Exercise requirements
Can the data below be set down again exactly, line for line?

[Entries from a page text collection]
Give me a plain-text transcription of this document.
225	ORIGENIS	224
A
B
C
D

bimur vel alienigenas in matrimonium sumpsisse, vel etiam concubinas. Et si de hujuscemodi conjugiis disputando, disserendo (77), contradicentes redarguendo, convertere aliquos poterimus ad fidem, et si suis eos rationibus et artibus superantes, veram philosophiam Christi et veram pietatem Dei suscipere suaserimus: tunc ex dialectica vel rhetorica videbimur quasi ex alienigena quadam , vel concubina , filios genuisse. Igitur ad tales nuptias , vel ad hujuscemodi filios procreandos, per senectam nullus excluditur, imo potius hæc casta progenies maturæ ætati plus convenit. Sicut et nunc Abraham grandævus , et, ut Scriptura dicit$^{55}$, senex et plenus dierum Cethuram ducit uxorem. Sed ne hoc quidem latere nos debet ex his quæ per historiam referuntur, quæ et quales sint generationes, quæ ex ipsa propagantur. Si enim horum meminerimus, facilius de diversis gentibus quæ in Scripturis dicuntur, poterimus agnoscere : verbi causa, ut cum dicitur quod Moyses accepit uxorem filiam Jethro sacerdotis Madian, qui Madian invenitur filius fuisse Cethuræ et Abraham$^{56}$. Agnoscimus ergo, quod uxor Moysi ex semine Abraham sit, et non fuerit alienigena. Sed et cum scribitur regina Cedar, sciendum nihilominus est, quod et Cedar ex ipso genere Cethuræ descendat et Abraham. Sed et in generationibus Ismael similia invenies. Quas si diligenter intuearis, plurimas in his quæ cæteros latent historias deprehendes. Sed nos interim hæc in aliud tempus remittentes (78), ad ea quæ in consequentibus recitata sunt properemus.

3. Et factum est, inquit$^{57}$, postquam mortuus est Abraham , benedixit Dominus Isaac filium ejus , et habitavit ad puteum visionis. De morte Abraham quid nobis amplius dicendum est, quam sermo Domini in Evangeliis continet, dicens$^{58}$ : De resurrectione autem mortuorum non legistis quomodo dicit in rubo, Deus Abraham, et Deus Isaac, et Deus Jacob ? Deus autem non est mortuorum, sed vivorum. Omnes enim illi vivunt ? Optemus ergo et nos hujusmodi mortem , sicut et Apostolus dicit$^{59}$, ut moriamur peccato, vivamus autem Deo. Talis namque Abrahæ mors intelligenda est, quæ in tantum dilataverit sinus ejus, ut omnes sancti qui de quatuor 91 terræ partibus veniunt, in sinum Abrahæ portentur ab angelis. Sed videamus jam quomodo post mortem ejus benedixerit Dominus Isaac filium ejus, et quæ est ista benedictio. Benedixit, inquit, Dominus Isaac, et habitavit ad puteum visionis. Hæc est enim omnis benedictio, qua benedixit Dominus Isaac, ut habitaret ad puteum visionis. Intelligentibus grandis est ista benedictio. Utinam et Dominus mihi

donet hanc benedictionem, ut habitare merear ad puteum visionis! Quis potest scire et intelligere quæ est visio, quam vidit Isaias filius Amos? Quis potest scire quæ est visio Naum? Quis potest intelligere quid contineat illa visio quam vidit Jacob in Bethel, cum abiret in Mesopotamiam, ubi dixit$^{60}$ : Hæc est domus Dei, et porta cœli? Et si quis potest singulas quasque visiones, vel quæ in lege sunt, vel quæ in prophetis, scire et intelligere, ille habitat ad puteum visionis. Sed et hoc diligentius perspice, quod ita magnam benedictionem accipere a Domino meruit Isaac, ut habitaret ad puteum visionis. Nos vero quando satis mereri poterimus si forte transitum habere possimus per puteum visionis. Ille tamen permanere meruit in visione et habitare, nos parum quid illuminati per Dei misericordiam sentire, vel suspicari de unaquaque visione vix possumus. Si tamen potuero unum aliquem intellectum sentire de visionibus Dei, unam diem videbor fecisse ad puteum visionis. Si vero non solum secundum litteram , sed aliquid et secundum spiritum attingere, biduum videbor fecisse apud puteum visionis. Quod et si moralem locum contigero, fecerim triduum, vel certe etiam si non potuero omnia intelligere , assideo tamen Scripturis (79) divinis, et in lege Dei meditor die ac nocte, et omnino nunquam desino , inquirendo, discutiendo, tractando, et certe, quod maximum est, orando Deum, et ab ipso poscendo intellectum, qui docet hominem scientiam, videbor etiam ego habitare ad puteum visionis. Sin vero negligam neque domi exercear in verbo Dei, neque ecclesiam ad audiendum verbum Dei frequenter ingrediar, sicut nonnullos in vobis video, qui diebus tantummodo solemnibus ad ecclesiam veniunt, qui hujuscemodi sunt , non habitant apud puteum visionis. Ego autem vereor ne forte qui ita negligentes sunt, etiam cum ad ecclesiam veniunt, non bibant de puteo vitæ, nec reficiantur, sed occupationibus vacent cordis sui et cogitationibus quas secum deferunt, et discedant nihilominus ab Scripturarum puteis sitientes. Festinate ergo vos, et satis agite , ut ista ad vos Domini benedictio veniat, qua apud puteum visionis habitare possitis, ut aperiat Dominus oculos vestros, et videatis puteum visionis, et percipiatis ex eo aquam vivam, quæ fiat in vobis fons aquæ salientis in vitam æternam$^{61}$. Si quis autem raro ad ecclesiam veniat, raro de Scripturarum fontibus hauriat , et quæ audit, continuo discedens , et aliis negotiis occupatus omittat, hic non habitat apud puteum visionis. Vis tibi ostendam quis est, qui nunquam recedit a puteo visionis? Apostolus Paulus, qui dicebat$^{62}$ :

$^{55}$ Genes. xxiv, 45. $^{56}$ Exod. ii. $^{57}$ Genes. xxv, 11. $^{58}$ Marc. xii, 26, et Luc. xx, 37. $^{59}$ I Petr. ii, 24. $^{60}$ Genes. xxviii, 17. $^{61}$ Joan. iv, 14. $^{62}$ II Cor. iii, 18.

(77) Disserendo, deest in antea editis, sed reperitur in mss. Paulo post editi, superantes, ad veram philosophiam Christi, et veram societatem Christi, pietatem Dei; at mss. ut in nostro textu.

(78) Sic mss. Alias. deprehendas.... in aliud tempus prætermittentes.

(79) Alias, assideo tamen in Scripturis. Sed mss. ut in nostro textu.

Completed task
Give me a plain-text transcription of this document.
225	ORIGENIS	224
A
B
C
D

bimur vel alienigenas in matrimonium sumpsisse, vel etiam concubinas. Et si de hujuscemodi conjugiis disputando, disserendo (77), contradicentes redarguendo, convertere aliquos poterimus ad fidem, et si suis eos rationibus et artibus superantes, veram philosophiam Christi et veram pietatem Dei suscipere suaserimus: tunc ex dialectica vel rhetorica videbimur quasi ex alienigena quadam , vel concubina , filios genuisse. Igitur ad tales nuptias , vel ad hujuscemodi filios procreandos, per senectam nullus excluditur, imo potius hæc casta progenies maturæ ætati plus convenit. Sicut et nunc Abraham grandævus , et, ut Scriptura dicit$^{55}$, senex et plenus dierum Cethuram ducit uxorem. Sed ne hoc quidem latere nos debet ex his quæ per historiam referuntur, quæ et quales sint generationes, quæ ex ipsa propagantur. Si enim horum meminerimus, facilius de diversis gentibus quæ in Scripturis dicuntur, poterimus agnoscere : verbi causa, ut cum dicitur quod Moyses accepit uxorem filiam Jethro sacerdotis Madian, qui Madian invenitur filius fuisse Cethuræ et Abraham$^{56}$. Agnoscimus ergo, quod uxor Moysi ex semine Abraham sit, et non fuerit alienigena. Sed et cum scribitur regina Cedar, sciendum nihilominus est, quod et Cedar ex ipso genere Cethuræ descendat et Abraham. Sed et in generationibus Ismael similia invenies. Quas si diligenter intuearis, plurimas in his quæ cæteros latent historias deprehendes. Sed nos interim hæc in aliud tempus remittentes (78), ad ea quæ in consequentibus recitata sunt properemus.

3. Et factum est, inquit$^{57}$, postquam mortuus est Abraham , benedixit Dominus Isaac filium ejus , et habitavit ad puteum visionis. De morte Abraham quid nobis amplius dicendum est, quam sermo Domini in Evangeliis continet, dicens$^{58}$ : De resurrectione autem mortuorum non legistis quomodo dicit in rubo, Deus Abraham, et Deus Isaac, et Deus Jacob ? Deus autem non est mortuorum, sed vivorum. Omnes enim illi vivunt ? Optemus ergo et nos hujusmodi mortem , sicut et Apostolus dicit$^{59}$, ut moriamur peccato, vivamus autem Deo. Talis namque Abrahæ mors intelligenda est, quæ in tantum dilataverit sinus ejus, ut omnes sancti qui de quatuor 91 terræ partibus veniunt, in sinum Abrahæ portentur ab angelis. Sed videamus jam quomodo post mortem ejus benedixerit Dominus Isaac filium ejus, et quæ est ista benedictio. Benedixit, inquit, Dominus Isaac, et habitavit ad puteum visionis. Hæc est enim omnis benedictio, qua benedixit Dominus Isaac, ut habitaret ad puteum visionis. Intelligentibus grandis est ista benedictio. Utinam et Dominus mihi

donet hanc benedictionem, ut habitare merear ad puteum visionis! Quis potest scire et intelligere quæ est visio, quam vidit Isaias filius Amos? Quis potest scire quæ est visio Naum? Quis potest intelligere quid contineat illa visio quam vidit Jacob in Bethel, cum abiret in Mesopotamiam, ubi dixit$^{60}$ : Hæc est domus Dei, et porta cœli? Et si quis potest singulas quasque visiones, vel quæ in lege sunt, vel quæ in prophetis, scire et intelligere, ille habitat ad puteum visionis. Sed et hoc diligentius perspice, quod ita magnam benedictionem accipere a Domino meruit Isaac, ut habitaret ad puteum visionis. Nos vero quando satis mereri poterimus si forte transitum habere possimus per puteum visionis. Ille tamen permanere meruit in visione et habitare, nos parum quid illuminati per Dei misericordiam sentire, vel suspicari de unaquaque visione vix possumus. Si tamen potuero unum aliquem intellectum sentire de visionibus Dei, unam diem videbor fecisse ad puteum visionis. Si vero non solum secundum litteram , sed aliquid et secundum spiritum attingere, biduum videbor fecisse apud puteum visionis. Quod et si moralem locum contigero, fecerim triduum, vel certe etiam si non potuero omnia intelligere , assideo tamen Scripturis (79) divinis, et in lege Dei meditor die ac nocte, et omnino nunquam desino , inquirendo, discutiendo, tractando, et certe, quod maximum est, orando Deum, et ab ipso poscendo intellectum, qui docet hominem scientiam, videbor etiam ego habitare ad puteum visionis. Sin vero negligam neque domi exercear in verbo Dei, neque ecclesiam ad audiendum verbum Dei frequenter ingrediar, sicut nonnullos in vobis video, qui diebus tantummodo solemnibus ad ecclesiam veniunt, qui hujuscemodi sunt , non habitant apud puteum visionis. Ego autem vereor ne forte qui ita negligentes sunt, etiam cum ad ecclesiam veniunt, non bibant de puteo vitæ, nec reficiantur, sed occupationibus vacent cordis sui et cogitationibus quas secum deferunt, et discedant nihilominus ab Scripturarum puteis sitientes. Festinate ergo vos, et satis agite , ut ista ad vos Domini benedictio veniat, qua apud puteum visionis habitare possitis, ut aperiat Dominus oculos vestros, et videatis puteum visionis, et percipiatis ex eo aquam vivam, quæ fiat in vobis fons aquæ salientis in vitam æternam$^{61}$. Si quis autem raro ad ecclesiam veniat, raro de Scripturarum fontibus hauriat , et quæ audit, continuo discedens , et aliis negotiis occupatus omittat, hic non habitat apud puteum visionis. Vis tibi ostendam quis est, qui nunquam recedit a puteo visionis? Apostolus Paulus, qui dicebat$^{62}$ :

$^{55}$ Genes. xxiv, 45. $^{56}$ Exod. ii. $^{57}$ Genes. xxv, 11. $^{58}$ Marc. xii, 26, et Luc. xx, 37. $^{59}$ I Petr. ii, 24. $^{60}$ Genes. xxviii, 17. $^{61}$ Joan. iv, 14. $^{62}$ II Cor. iii, 18.

(77) Disserendo, deest in antea editis, sed reperitur in mss. Paulo post editi, superantes, ad veram philosophiam Christi, et veram societatem Christi, pietatem Dei; at mss. ut in nostro textu.

(78) Sic mss. Alias. deprehendas.... in aliud tempus prætermittentes.

(79) Alias, assideo tamen in Scripturis. Sed mss. ut in nostro textu.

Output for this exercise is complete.